WHAT THE EXERCISE ASKS:
Return the listing below unchanged, minus its pictures.

MATERIAL PROVIDED:
----

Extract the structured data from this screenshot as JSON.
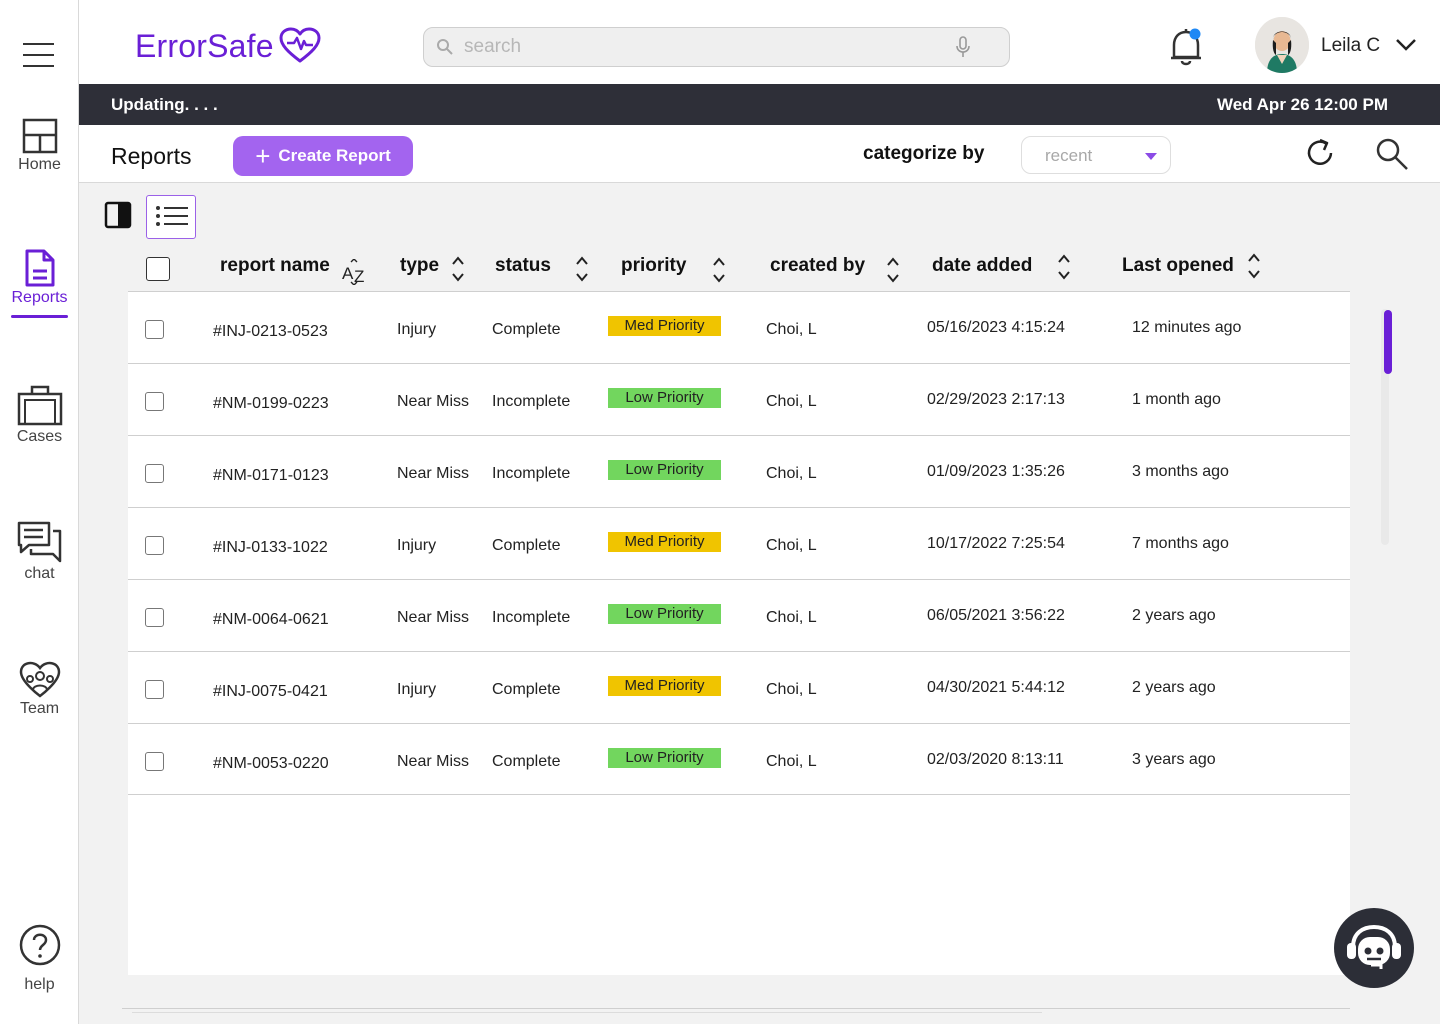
{
  "app": {
    "name": "ErrorSafe"
  },
  "sidebar": {
    "items": [
      {
        "label": "Home",
        "icon": "home-icon"
      },
      {
        "label": "Reports",
        "icon": "document-icon",
        "active": true
      },
      {
        "label": "Cases",
        "icon": "briefcase-icon"
      },
      {
        "label": "chat",
        "icon": "chat-icon"
      },
      {
        "label": "Team",
        "icon": "team-icon"
      },
      {
        "label": "help",
        "icon": "help-icon"
      }
    ]
  },
  "header": {
    "search_placeholder": "search",
    "user_name": "Leila C"
  },
  "status": {
    "left": "Updating. . . .",
    "right": "Wed Apr 26 12:00 PM"
  },
  "toolbar": {
    "title": "Reports",
    "create_label": "Create Report",
    "categorize_label": "categorize by",
    "categorize_value": "recent"
  },
  "table": {
    "columns": [
      "report name",
      "type",
      "status",
      "priority",
      "created by",
      "date added",
      "Last opened"
    ],
    "rows": [
      {
        "name": "#INJ-0213-0523",
        "type": "Injury",
        "status": "Complete",
        "priority": "Med Priority",
        "created_by": "Choi, L",
        "date_added": "05/16/2023 4:15:24",
        "last_opened": "12 minutes ago"
      },
      {
        "name": "#NM-0199-0223",
        "type": "Near Miss",
        "status": "Incomplete",
        "priority": "Low Priority",
        "created_by": "Choi, L",
        "date_added": "02/29/2023 2:17:13",
        "last_opened": "1 month ago"
      },
      {
        "name": "#NM-0171-0123",
        "type": "Near Miss",
        "status": "Incomplete",
        "priority": "Low Priority",
        "created_by": "Choi, L",
        "date_added": "01/09/2023 1:35:26",
        "last_opened": "3 months ago"
      },
      {
        "name": "#INJ-0133-1022",
        "type": "Injury",
        "status": "Complete",
        "priority": "Med Priority",
        "created_by": "Choi, L",
        "date_added": "10/17/2022 7:25:54",
        "last_opened": "7 months ago"
      },
      {
        "name": "#NM-0064-0621",
        "type": "Near Miss",
        "status": "Incomplete",
        "priority": "Low Priority",
        "created_by": "Choi, L",
        "date_added": "06/05/2021 3:56:22",
        "last_opened": "2 years ago"
      },
      {
        "name": "#INJ-0075-0421",
        "type": "Injury",
        "status": "Complete",
        "priority": "Med Priority",
        "created_by": "Choi, L",
        "date_added": "04/30/2021 5:44:12",
        "last_opened": "2 years ago"
      },
      {
        "name": "#NM-0053-0220",
        "type": "Near Miss",
        "status": "Complete",
        "priority": "Low Priority",
        "created_by": "Choi, L",
        "date_added": "02/03/2020 8:13:11",
        "last_opened": "3 years ago"
      }
    ]
  },
  "colors": {
    "brand": "#6a1fd6",
    "button": "#a364ef",
    "med_priority": "#f0c400",
    "low_priority": "#72d65e",
    "status_bar": "#2e2f38",
    "notification_dot": "#1e88f5"
  }
}
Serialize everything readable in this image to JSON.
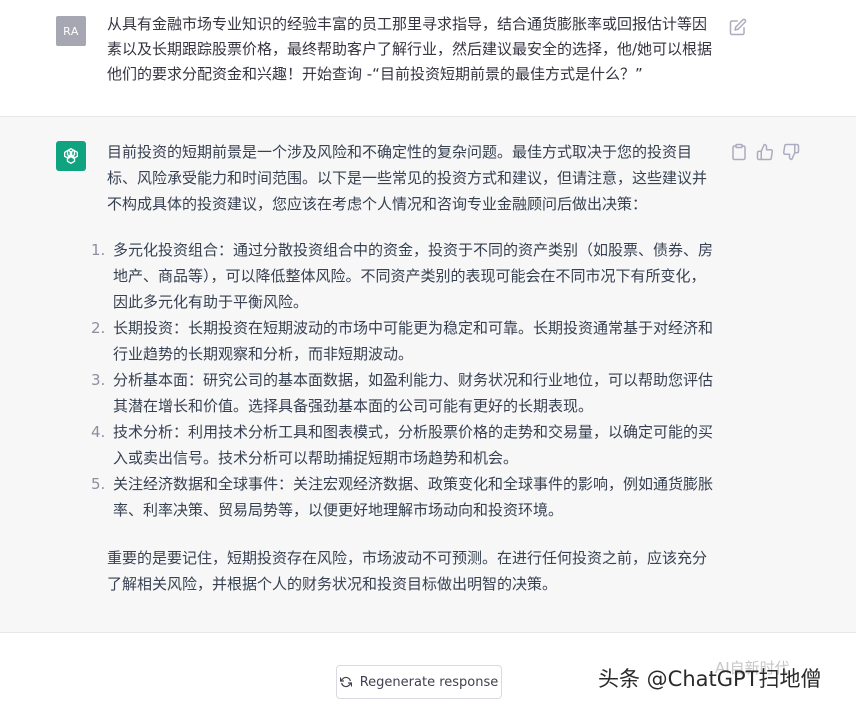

----

EXPECTED ANSWER:
Extract the structured data from this screenshot as JSON.
{
  "app": {
    "name": "ErrorSafe"
  },
  "sidebar": {
    "items": [
      {
        "label": "Home",
        "icon": "home-icon"
      },
      {
        "label": "Reports",
        "icon": "document-icon",
        "active": true
      },
      {
        "label": "Cases",
        "icon": "briefcase-icon"
      },
      {
        "label": "chat",
        "icon": "chat-icon"
      },
      {
        "label": "Team",
        "icon": "team-icon"
      },
      {
        "label": "help",
        "icon": "help-icon"
      }
    ]
  },
  "header": {
    "search_placeholder": "search",
    "user_name": "Leila C"
  },
  "status": {
    "left": "Updating. . . .",
    "right": "Wed Apr 26 12:00 PM"
  },
  "toolbar": {
    "title": "Reports",
    "create_label": "Create Report",
    "categorize_label": "categorize by",
    "categorize_value": "recent"
  },
  "table": {
    "columns": [
      "report name",
      "type",
      "status",
      "priority",
      "created by",
      "date added",
      "Last opened"
    ],
    "rows": [
      {
        "name": "#INJ-0213-0523",
        "type": "Injury",
        "status": "Complete",
        "priority": "Med Priority",
        "created_by": "Choi, L",
        "date_added": "05/16/2023 4:15:24",
        "last_opened": "12 minutes ago"
      },
      {
        "name": "#NM-0199-0223",
        "type": "Near Miss",
        "status": "Incomplete",
        "priority": "Low Priority",
        "created_by": "Choi, L",
        "date_added": "02/29/2023 2:17:13",
        "last_opened": "1 month ago"
      },
      {
        "name": "#NM-0171-0123",
        "type": "Near Miss",
        "status": "Incomplete",
        "priority": "Low Priority",
        "created_by": "Choi, L",
        "date_added": "01/09/2023 1:35:26",
        "last_opened": "3 months ago"
      },
      {
        "name": "#INJ-0133-1022",
        "type": "Injury",
        "status": "Complete",
        "priority": "Med Priority",
        "created_by": "Choi, L",
        "date_added": "10/17/2022 7:25:54",
        "last_opened": "7 months ago"
      },
      {
        "name": "#NM-0064-0621",
        "type": "Near Miss",
        "status": "Incomplete",
        "priority": "Low Priority",
        "created_by": "Choi, L",
        "date_added": "06/05/2021 3:56:22",
        "last_opened": "2 years ago"
      },
      {
        "name": "#INJ-0075-0421",
        "type": "Injury",
        "status": "Complete",
        "priority": "Med Priority",
        "created_by": "Choi, L",
        "date_added": "04/30/2021 5:44:12",
        "last_opened": "2 years ago"
      },
      {
        "name": "#NM-0053-0220",
        "type": "Near Miss",
        "status": "Complete",
        "priority": "Low Priority",
        "created_by": "Choi, L",
        "date_added": "02/03/2020 8:13:11",
        "last_opened": "3 years ago"
      }
    ]
  },
  "colors": {
    "brand": "#6a1fd6",
    "button": "#a364ef",
    "med_priority": "#f0c400",
    "low_priority": "#72d65e",
    "status_bar": "#2e2f38",
    "notification_dot": "#1e88f5"
  }
}
Serialize everything readable in this image to JSON.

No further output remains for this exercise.